- _Data shown_:

------------------------------

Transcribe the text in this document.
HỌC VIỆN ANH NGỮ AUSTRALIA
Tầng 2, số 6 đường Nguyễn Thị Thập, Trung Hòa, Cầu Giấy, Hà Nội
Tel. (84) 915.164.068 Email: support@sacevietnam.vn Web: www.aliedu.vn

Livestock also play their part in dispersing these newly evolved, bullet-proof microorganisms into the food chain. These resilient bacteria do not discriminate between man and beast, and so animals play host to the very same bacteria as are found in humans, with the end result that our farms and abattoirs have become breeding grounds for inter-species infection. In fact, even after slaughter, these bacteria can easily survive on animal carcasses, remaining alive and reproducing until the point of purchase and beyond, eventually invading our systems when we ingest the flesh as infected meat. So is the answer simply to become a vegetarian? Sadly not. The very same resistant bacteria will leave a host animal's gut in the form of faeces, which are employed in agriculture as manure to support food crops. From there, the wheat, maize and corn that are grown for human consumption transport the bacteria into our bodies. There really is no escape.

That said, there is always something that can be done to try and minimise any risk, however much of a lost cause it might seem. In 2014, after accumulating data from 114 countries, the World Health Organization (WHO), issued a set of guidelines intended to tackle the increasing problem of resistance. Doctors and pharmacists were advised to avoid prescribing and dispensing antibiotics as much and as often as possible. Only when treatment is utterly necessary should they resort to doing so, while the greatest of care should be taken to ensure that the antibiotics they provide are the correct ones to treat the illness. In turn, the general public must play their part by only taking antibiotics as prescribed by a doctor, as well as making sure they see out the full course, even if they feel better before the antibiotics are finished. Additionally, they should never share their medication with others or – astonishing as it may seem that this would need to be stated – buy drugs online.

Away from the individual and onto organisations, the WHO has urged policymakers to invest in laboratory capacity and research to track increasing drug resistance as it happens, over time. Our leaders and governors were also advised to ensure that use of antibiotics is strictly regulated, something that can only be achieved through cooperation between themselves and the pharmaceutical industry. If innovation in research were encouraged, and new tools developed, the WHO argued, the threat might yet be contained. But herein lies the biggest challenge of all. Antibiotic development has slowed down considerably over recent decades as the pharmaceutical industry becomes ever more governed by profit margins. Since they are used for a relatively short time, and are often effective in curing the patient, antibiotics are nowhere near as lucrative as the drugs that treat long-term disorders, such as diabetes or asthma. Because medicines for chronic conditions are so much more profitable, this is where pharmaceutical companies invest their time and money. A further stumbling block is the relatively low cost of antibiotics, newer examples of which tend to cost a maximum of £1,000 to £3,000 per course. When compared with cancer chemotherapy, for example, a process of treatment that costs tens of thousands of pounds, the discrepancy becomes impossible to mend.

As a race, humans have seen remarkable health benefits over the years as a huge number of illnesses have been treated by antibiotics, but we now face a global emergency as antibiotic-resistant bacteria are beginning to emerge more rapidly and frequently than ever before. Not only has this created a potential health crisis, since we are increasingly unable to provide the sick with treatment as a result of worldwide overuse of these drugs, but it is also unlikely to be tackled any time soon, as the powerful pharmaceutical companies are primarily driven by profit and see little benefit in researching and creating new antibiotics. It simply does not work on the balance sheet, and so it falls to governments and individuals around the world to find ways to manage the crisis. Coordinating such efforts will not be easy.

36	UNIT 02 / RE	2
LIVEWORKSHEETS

------------------------------

- _Your task_:
Go through the records and copy each one exactly.

- _Final answer_:
Transcribe the text in this document.
HỌC VIỆN ANH NGỮ AUSTRALIA
Tầng 2, số 6 đường Nguyễn Thị Thập, Trung Hòa, Cầu Giấy, Hà Nội
Tel. (84) 915.164.068 Email: support@sacevietnam.vn Web: www.aliedu.vn

Livestock also play their part in dispersing these newly evolved, bullet-proof microorganisms into the food chain. These resilient bacteria do not discriminate between man and beast, and so animals play host to the very same bacteria as are found in humans, with the end result that our farms and abattoirs have become breeding grounds for inter-species infection. In fact, even after slaughter, these bacteria can easily survive on animal carcasses, remaining alive and reproducing until the point of purchase and beyond, eventually invading our systems when we ingest the flesh as infected meat. So is the answer simply to become a vegetarian? Sadly not. The very same resistant bacteria will leave a host animal's gut in the form of faeces, which are employed in agriculture as manure to support food crops. From there, the wheat, maize and corn that are grown for human consumption transport the bacteria into our bodies. There really is no escape.

That said, there is always something that can be done to try and minimise any risk, however much of a lost cause it might seem. In 2014, after accumulating data from 114 countries, the World Health Organization (WHO), issued a set of guidelines intended to tackle the increasing problem of resistance. Doctors and pharmacists were advised to avoid prescribing and dispensing antibiotics as much and as often as possible. Only when treatment is utterly necessary should they resort to doing so, while the greatest of care should be taken to ensure that the antibiotics they provide are the correct ones to treat the illness. In turn, the general public must play their part by only taking antibiotics as prescribed by a doctor, as well as making sure they see out the full course, even if they feel better before the antibiotics are finished. Additionally, they should never share their medication with others or – astonishing as it may seem that this would need to be stated – buy drugs online.

Away from the individual and onto organisations, the WHO has urged policymakers to invest in laboratory capacity and research to track increasing drug resistance as it happens, over time. Our leaders and governors were also advised to ensure that use of antibiotics is strictly regulated, something that can only be achieved through cooperation between themselves and the pharmaceutical industry. If innovation in research were encouraged, and new tools developed, the WHO argued, the threat might yet be contained. But herein lies the biggest challenge of all. Antibiotic development has slowed down considerably over recent decades as the pharmaceutical industry becomes ever more governed by profit margins. Since they are used for a relatively short time, and are often effective in curing the patient, antibiotics are nowhere near as lucrative as the drugs that treat long-term disorders, such as diabetes or asthma. Because medicines for chronic conditions are so much more profitable, this is where pharmaceutical companies invest their time and money. A further stumbling block is the relatively low cost of antibiotics, newer examples of which tend to cost a maximum of £1,000 to £3,000 per course. When compared with cancer chemotherapy, for example, a process of treatment that costs tens of thousands of pounds, the discrepancy becomes impossible to mend.

As a race, humans have seen remarkable health benefits over the years as a huge number of illnesses have been treated by antibiotics, but we now face a global emergency as antibiotic-resistant bacteria are beginning to emerge more rapidly and frequently than ever before. Not only has this created a potential health crisis, since we are increasingly unable to provide the sick with treatment as a result of worldwide overuse of these drugs, but it is also unlikely to be tackled any time soon, as the powerful pharmaceutical companies are primarily driven by profit and see little benefit in researching and creating new antibiotics. It simply does not work on the balance sheet, and so it falls to governments and individuals around the world to find ways to manage the crisis. Coordinating such efforts will not be easy.

36	UNIT 02 / RE	2
LIVEWORKSHEETS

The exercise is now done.